— start of Records to process —
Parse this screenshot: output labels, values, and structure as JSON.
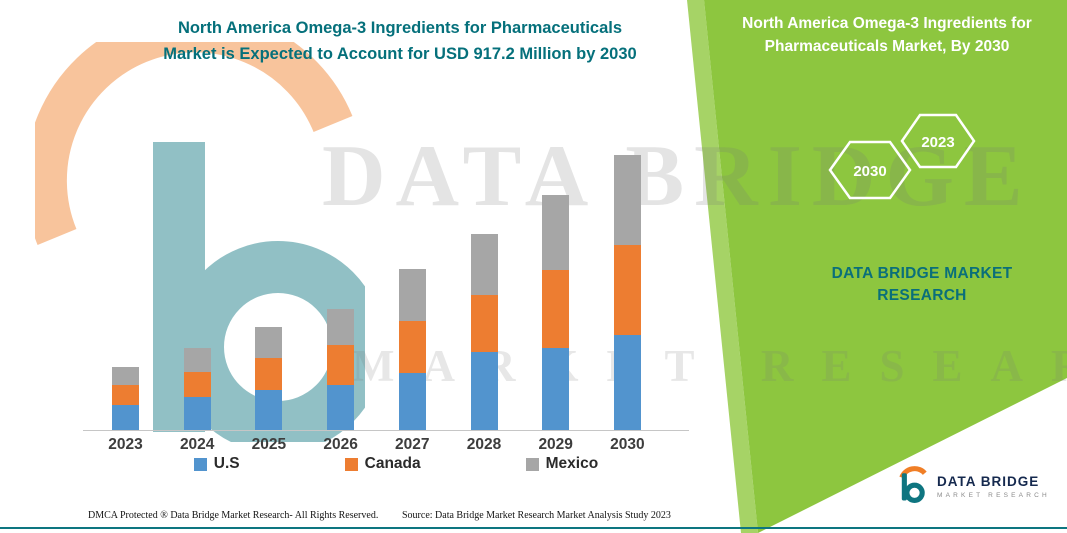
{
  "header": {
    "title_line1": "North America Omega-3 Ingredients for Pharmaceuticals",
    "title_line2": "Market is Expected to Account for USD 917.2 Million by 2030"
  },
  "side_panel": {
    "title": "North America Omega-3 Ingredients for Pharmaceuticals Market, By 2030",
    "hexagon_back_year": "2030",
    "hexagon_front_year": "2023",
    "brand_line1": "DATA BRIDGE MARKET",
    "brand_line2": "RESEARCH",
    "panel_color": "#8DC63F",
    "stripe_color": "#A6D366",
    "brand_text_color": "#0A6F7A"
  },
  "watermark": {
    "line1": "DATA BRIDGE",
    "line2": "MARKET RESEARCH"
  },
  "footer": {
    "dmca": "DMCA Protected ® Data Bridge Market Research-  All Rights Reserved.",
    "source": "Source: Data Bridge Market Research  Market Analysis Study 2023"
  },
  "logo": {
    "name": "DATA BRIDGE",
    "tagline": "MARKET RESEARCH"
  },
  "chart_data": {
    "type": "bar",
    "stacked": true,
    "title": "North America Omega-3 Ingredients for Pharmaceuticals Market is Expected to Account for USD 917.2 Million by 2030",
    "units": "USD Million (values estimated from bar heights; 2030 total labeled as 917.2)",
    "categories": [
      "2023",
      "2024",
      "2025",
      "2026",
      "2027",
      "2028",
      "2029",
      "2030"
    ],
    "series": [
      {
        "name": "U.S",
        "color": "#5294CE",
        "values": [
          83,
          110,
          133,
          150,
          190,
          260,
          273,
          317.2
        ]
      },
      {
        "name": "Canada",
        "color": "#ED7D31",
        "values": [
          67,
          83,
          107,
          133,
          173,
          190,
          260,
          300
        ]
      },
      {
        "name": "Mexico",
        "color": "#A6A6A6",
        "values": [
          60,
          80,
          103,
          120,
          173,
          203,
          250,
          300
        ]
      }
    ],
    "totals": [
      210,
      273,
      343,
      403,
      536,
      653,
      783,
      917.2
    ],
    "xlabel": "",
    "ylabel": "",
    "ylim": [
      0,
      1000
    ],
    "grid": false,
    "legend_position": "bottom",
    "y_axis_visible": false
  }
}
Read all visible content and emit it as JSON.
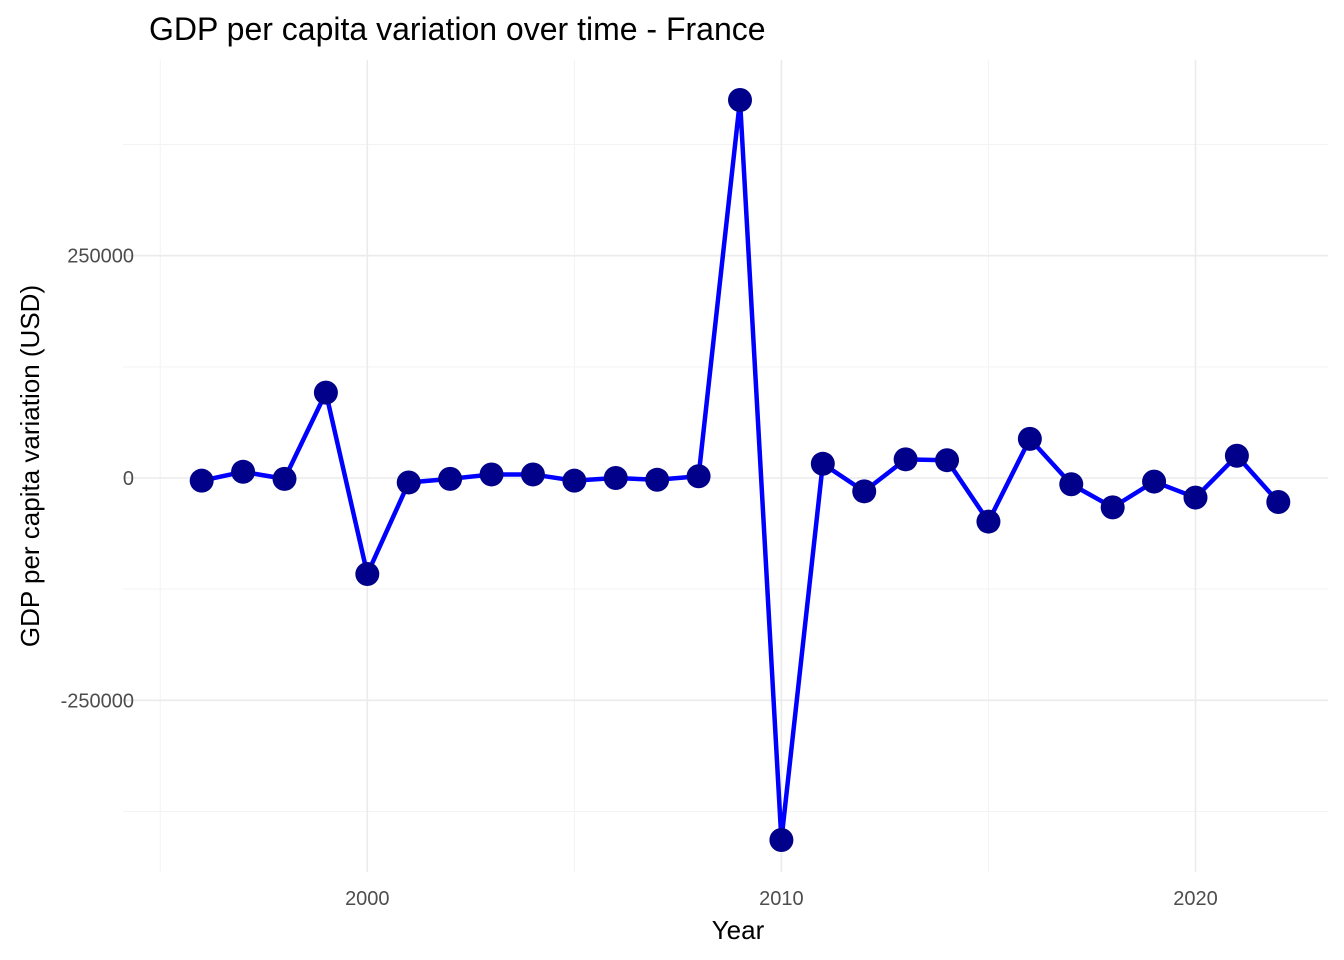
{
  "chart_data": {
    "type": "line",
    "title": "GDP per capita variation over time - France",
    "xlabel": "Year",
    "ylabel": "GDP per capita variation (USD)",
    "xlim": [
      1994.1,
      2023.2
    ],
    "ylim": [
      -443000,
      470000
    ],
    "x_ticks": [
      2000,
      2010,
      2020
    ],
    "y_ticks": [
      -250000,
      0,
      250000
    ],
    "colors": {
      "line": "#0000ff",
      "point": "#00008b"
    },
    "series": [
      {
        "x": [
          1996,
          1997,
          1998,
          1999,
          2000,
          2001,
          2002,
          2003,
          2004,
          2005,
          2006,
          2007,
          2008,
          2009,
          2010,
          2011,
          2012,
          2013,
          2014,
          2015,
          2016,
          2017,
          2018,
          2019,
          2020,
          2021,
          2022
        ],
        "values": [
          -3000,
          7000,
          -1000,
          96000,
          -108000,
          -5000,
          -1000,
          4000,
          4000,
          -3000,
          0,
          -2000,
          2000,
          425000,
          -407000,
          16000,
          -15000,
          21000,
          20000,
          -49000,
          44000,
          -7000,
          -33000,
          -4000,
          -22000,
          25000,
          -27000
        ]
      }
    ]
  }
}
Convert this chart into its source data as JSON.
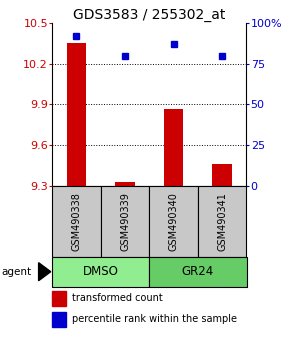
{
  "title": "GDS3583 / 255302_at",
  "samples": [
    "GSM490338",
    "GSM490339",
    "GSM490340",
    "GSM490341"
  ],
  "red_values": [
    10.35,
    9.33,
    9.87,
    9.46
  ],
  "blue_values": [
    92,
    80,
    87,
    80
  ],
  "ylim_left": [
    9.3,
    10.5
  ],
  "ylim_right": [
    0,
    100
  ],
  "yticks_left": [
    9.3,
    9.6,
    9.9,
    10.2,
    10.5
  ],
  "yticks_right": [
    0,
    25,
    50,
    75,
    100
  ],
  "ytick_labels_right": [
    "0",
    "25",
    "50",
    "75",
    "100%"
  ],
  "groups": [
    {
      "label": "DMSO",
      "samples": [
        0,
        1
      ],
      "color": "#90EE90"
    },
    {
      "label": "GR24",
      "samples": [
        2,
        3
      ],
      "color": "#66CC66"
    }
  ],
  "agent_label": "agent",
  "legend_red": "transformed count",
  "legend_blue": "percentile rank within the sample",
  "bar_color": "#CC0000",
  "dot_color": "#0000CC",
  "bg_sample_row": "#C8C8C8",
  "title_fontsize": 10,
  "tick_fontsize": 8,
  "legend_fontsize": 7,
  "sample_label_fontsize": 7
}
— end of Records to process —
— start of Records to process —
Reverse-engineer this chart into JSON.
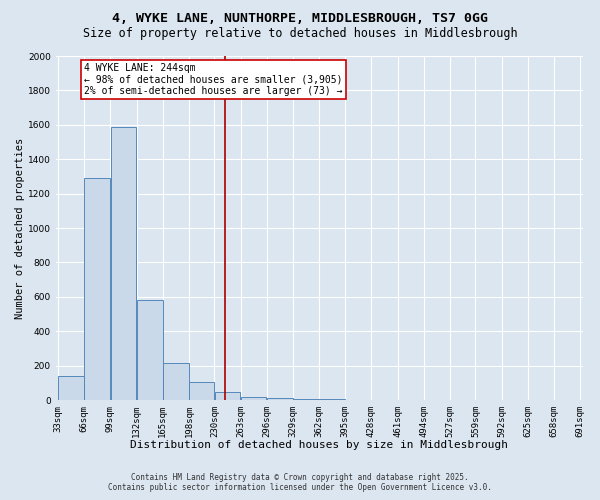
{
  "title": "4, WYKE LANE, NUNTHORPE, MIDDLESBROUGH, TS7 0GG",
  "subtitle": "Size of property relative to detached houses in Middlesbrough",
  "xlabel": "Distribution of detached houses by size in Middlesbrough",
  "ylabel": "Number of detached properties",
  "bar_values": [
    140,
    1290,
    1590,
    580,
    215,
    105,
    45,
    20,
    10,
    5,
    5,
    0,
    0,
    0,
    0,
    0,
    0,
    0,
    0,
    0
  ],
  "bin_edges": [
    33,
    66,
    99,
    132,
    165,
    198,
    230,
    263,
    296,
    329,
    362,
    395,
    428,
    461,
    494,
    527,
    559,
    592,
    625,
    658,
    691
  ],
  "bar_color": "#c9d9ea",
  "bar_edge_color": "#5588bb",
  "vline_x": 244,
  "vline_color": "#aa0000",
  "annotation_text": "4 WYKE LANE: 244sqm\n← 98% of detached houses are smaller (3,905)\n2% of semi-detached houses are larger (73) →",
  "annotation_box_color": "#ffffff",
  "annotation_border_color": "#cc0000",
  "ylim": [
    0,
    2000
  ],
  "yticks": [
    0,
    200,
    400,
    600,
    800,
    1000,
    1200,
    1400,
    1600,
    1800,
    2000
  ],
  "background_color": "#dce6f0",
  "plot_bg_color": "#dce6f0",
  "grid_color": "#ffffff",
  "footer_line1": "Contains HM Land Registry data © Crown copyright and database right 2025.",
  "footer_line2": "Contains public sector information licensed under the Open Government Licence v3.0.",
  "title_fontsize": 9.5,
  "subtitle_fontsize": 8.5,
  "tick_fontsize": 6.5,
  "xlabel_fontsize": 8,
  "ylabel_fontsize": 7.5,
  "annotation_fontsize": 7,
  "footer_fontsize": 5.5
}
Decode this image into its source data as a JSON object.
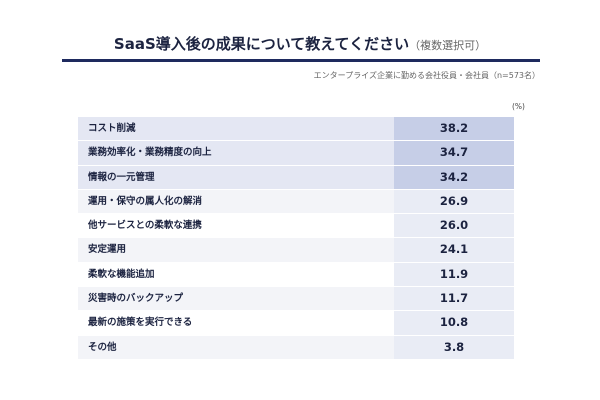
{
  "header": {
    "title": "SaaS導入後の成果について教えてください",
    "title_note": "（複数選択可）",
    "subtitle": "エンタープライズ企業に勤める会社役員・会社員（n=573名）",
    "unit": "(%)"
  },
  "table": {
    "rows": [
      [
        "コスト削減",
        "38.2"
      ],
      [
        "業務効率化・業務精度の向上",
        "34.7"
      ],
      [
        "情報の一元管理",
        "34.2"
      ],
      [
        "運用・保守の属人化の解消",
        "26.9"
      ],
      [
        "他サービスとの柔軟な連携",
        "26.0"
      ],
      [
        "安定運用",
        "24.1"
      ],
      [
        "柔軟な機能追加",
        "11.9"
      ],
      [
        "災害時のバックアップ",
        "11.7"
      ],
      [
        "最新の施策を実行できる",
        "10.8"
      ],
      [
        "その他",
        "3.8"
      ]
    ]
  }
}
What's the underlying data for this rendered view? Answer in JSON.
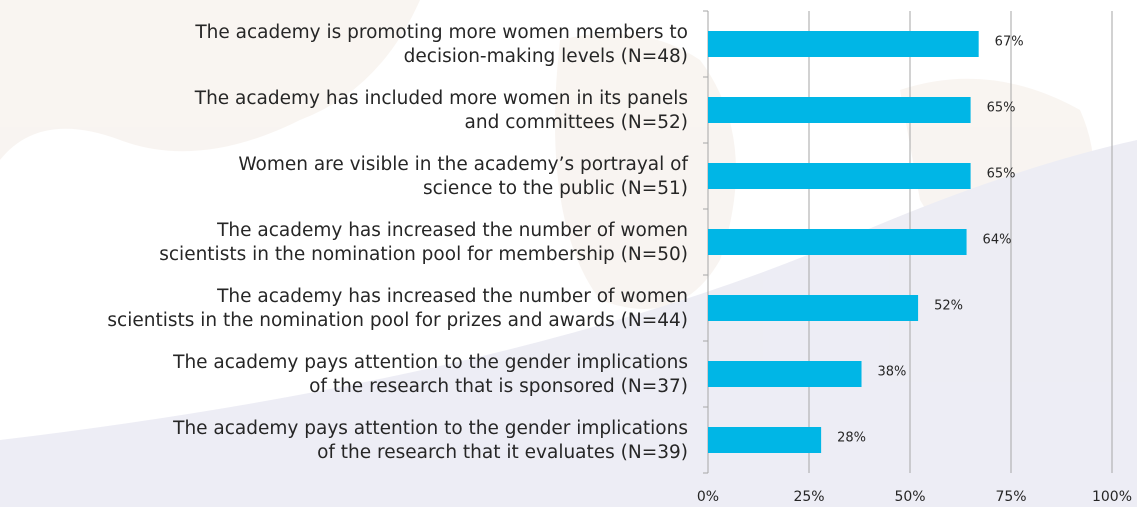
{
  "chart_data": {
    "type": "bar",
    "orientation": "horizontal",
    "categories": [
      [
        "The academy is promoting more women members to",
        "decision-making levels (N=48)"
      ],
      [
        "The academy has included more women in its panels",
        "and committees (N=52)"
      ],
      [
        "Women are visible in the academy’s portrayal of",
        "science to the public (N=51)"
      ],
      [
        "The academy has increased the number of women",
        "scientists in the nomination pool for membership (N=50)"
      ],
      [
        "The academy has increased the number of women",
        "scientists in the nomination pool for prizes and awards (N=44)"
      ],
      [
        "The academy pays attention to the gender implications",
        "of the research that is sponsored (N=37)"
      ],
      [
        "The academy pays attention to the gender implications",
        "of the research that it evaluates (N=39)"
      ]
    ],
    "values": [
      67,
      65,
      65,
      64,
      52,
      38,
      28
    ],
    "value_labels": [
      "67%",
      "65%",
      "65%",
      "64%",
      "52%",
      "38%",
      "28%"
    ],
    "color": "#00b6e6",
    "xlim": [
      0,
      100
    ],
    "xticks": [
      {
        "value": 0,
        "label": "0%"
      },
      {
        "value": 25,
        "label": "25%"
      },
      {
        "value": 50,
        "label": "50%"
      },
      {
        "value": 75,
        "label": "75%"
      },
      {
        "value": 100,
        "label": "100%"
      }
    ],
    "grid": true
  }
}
— end of Records to process —
— start of Records to process —
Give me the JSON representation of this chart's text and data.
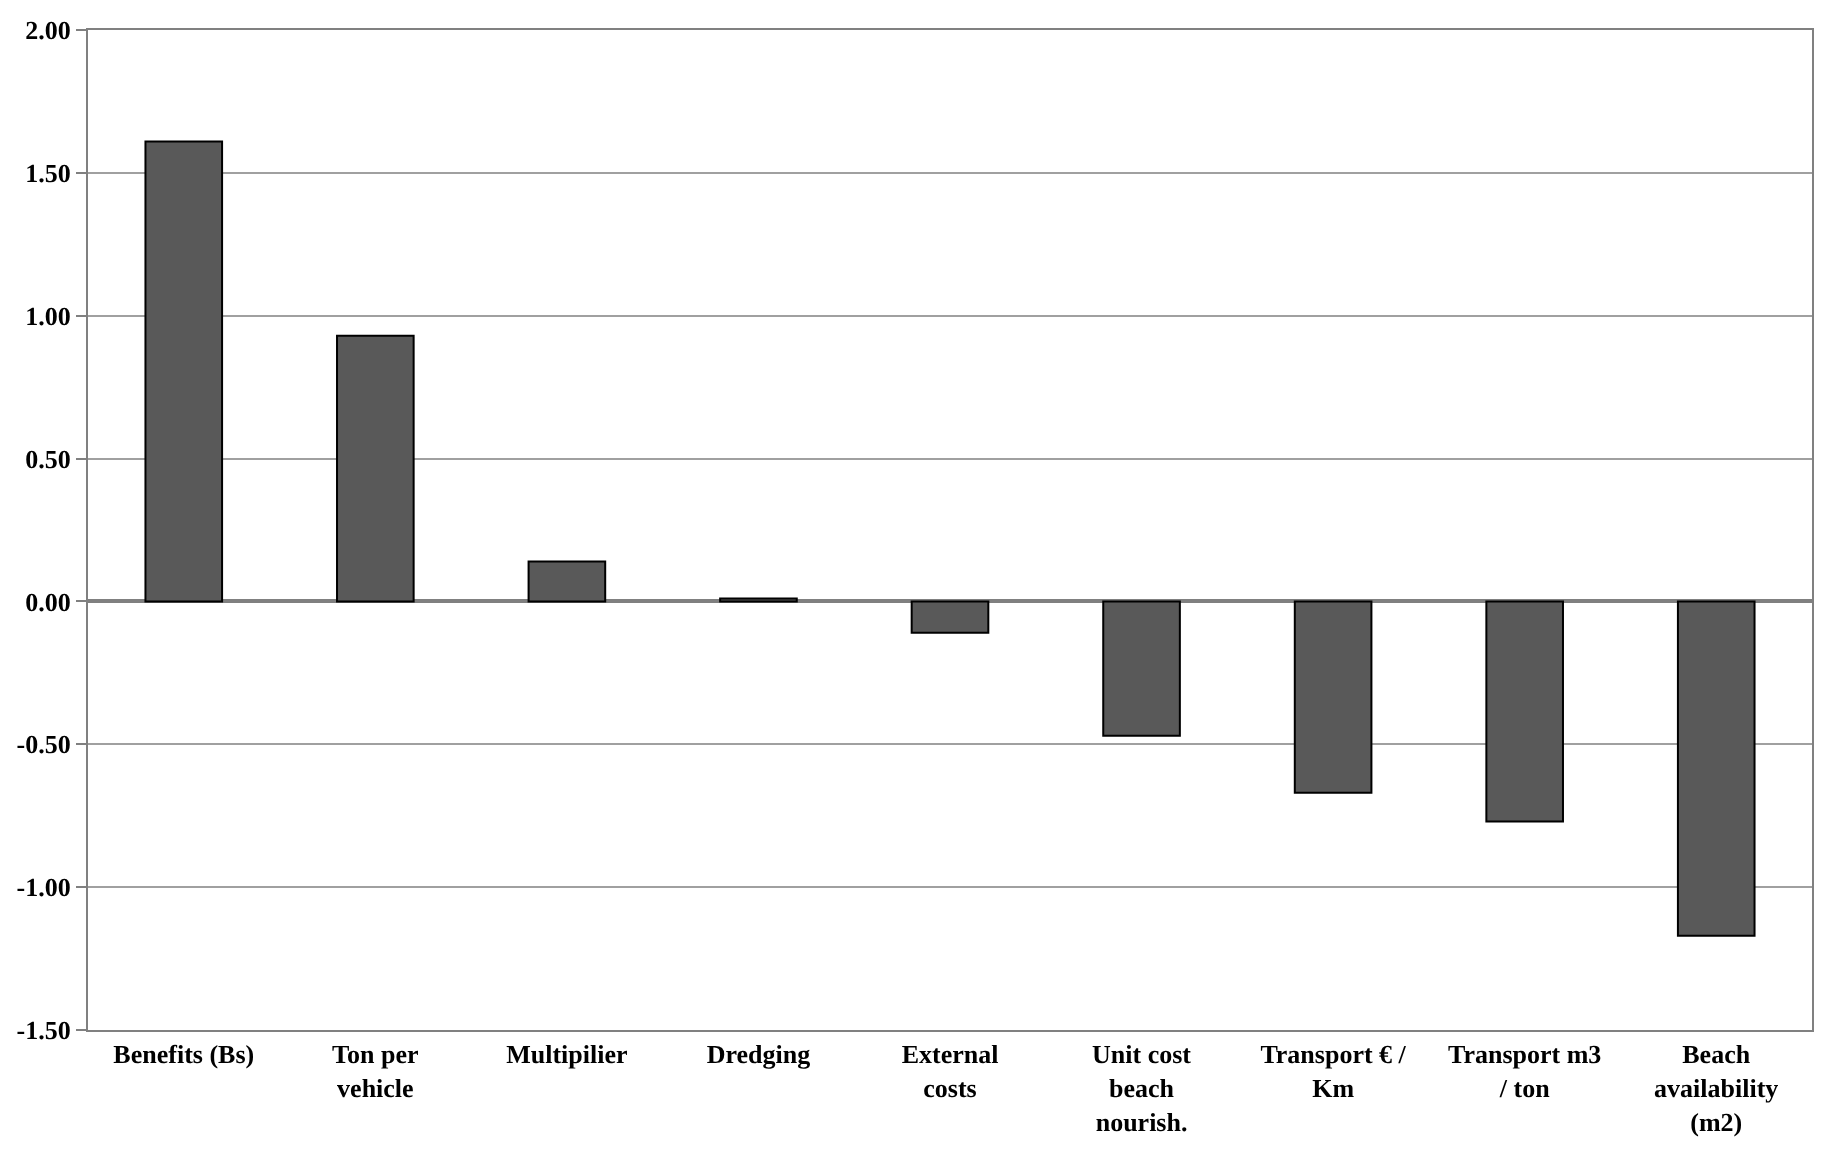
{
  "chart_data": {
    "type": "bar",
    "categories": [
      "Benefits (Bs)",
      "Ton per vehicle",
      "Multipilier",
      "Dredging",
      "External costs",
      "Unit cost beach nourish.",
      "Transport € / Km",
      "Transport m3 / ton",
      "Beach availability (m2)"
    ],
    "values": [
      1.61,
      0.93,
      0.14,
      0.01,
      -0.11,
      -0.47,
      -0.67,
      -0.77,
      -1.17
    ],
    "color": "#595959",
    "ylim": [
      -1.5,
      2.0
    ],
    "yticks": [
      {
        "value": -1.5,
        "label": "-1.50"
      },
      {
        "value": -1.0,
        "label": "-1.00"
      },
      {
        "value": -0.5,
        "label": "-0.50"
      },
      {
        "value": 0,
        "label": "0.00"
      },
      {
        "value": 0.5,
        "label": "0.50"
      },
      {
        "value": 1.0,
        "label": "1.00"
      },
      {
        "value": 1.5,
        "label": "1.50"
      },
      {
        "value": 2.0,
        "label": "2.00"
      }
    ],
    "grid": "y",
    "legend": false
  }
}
— end of Records to process —
Gather from the entries above all lines that include the string "source".

    "source": "Source: Data Bridge Market Research  Market Analysis Study 2023"
Convert this chart into its source data as JSON.
Decode this image into its source data as a JSON object.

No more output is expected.